- [Datos proporcionados]:

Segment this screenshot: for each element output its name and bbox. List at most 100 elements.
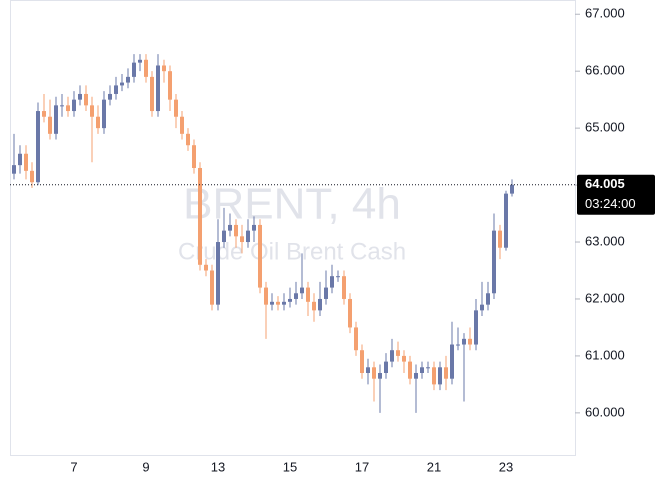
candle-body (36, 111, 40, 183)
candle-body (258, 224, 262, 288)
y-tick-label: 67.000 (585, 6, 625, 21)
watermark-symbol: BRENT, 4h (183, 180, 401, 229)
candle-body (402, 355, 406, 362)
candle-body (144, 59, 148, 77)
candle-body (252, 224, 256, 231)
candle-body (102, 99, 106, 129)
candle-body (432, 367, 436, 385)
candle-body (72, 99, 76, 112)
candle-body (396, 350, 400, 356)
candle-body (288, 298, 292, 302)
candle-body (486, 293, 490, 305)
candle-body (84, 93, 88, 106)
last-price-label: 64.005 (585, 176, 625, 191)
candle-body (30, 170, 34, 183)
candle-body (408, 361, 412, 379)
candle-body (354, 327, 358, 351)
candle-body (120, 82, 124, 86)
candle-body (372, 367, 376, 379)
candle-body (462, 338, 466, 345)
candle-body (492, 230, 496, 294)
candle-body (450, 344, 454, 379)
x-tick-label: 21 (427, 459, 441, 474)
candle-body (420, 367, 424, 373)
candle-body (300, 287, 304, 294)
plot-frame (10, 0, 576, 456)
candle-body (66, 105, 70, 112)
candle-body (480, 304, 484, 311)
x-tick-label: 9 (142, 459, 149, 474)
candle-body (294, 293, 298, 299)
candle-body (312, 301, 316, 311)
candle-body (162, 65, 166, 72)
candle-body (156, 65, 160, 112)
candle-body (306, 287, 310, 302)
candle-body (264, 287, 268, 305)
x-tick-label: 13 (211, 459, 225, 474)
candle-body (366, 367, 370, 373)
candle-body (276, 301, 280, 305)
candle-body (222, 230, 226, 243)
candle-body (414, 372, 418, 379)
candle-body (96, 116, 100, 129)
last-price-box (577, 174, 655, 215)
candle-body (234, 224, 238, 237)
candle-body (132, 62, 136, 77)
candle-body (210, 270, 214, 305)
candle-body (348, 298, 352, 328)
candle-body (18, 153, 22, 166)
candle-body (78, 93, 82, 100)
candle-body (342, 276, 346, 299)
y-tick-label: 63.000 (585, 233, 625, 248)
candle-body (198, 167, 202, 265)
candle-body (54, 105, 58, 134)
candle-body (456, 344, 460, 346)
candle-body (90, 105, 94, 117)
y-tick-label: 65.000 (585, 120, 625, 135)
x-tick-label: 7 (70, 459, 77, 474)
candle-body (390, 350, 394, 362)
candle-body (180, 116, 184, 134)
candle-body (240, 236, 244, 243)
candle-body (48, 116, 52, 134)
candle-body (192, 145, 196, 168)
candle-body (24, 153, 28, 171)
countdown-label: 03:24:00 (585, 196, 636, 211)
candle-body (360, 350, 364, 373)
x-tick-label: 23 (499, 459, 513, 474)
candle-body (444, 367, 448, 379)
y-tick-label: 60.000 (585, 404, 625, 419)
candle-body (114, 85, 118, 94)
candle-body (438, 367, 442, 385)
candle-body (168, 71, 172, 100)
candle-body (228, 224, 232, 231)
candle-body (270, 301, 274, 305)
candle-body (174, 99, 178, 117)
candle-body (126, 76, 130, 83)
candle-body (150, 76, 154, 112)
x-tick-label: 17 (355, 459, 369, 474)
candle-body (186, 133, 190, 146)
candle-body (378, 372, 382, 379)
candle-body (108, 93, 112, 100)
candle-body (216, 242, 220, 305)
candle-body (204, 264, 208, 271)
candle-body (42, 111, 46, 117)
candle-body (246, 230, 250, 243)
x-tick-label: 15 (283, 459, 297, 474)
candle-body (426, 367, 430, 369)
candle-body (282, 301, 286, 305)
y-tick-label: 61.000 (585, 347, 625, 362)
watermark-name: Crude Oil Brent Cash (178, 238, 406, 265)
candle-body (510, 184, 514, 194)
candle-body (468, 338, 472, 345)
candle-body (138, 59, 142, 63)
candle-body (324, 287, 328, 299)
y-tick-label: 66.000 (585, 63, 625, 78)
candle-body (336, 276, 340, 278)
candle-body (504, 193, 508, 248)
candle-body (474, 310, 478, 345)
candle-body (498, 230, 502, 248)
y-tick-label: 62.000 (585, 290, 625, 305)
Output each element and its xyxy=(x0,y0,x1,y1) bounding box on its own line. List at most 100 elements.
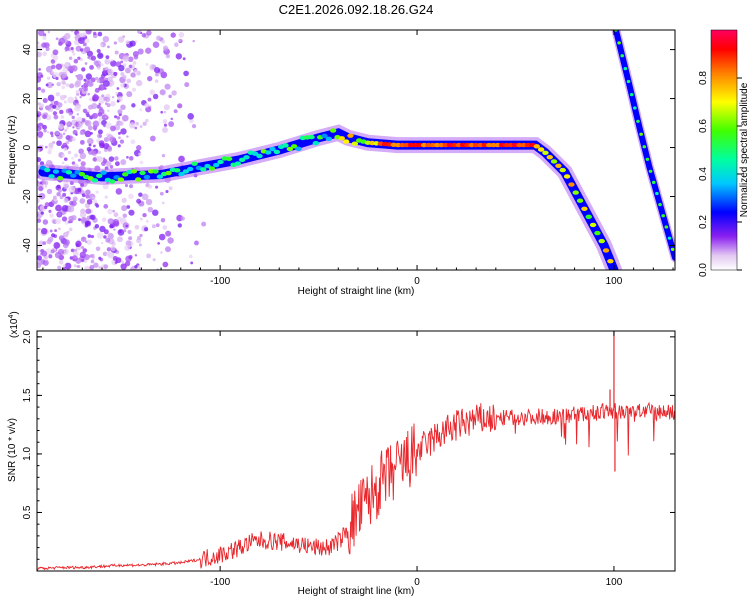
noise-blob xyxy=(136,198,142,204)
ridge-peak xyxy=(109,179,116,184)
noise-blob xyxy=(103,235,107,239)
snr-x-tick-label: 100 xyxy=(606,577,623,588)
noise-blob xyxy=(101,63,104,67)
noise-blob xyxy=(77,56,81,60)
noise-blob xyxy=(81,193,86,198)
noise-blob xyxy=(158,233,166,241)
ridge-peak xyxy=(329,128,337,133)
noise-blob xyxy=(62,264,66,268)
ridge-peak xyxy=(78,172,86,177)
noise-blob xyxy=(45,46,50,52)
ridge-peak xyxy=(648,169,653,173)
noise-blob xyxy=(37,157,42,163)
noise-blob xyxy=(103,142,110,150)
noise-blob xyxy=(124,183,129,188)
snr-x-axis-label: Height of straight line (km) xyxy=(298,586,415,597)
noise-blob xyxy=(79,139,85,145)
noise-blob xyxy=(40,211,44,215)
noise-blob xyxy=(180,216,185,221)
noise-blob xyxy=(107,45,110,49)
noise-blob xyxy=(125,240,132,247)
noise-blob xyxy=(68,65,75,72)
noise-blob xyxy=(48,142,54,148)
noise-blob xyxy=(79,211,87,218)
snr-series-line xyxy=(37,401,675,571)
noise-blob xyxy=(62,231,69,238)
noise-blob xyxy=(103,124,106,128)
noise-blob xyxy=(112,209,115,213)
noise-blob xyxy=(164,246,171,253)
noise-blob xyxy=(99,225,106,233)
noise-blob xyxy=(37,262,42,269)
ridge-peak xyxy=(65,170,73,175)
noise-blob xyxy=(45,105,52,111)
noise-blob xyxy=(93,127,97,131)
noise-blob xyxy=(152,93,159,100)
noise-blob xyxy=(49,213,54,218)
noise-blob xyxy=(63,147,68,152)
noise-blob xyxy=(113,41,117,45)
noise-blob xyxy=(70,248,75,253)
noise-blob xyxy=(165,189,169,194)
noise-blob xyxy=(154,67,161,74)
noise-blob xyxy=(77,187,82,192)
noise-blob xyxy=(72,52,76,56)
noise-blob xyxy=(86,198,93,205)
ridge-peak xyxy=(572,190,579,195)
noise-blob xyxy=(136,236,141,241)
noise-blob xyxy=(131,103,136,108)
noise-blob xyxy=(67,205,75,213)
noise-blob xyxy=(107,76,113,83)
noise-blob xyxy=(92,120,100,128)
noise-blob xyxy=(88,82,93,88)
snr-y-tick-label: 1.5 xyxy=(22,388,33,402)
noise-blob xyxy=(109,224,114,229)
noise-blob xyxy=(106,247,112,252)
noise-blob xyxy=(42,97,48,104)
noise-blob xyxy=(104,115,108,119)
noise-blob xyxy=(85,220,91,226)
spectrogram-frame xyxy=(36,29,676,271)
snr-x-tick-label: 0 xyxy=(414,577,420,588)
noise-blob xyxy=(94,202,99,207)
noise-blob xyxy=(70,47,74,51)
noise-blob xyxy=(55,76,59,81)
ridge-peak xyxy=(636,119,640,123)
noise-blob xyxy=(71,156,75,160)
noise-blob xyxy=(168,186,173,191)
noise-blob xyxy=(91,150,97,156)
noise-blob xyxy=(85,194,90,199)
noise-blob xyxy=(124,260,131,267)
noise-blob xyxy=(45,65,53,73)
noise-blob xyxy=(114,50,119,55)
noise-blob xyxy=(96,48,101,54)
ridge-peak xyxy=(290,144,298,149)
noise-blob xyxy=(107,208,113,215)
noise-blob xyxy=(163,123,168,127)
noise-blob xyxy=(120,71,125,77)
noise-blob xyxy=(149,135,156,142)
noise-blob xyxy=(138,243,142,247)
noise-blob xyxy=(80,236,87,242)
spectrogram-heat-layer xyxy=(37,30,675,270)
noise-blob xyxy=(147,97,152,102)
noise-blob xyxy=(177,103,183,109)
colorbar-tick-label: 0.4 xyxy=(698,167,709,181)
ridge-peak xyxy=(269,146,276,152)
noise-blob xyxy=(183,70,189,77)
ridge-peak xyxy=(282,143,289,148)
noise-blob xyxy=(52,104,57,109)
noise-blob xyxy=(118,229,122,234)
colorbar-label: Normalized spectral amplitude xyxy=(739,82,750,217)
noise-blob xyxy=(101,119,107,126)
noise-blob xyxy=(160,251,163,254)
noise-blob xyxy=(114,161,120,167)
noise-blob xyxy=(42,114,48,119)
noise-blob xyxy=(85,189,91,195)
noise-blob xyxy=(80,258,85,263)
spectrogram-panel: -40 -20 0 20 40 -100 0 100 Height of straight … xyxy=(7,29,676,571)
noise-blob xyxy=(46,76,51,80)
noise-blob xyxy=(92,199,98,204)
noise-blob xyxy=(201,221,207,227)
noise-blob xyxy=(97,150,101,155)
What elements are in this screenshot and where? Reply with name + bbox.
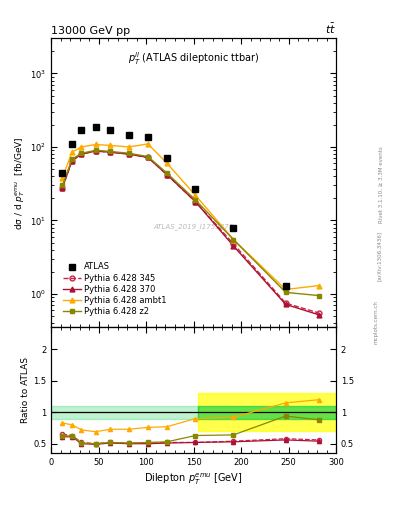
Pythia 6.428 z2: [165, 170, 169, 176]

- [Objetivo]: Cambia "ridge-peak" por "ridge-crest" en las líneas de los registros que empiezan en la que contiene "noise-blob xyxy=(136,198,142,204)" y terminan en la que contiene "noise-blob xyxy=(62,264,66,268)", y reprodúcelas sin alterar nada más.

- [Solución]:
noise-blob xyxy=(136,198,142,204)
ridge-crest xyxy=(109,179,116,184)
noise-blob xyxy=(103,235,107,239)
snr-x-tick-label: 100 xyxy=(606,577,623,588)
noise-blob xyxy=(101,63,104,67)
noise-blob xyxy=(77,56,81,60)
noise-blob xyxy=(81,193,86,198)
noise-blob xyxy=(158,233,166,241)
ridge-crest xyxy=(329,128,337,133)
noise-blob xyxy=(62,264,66,268)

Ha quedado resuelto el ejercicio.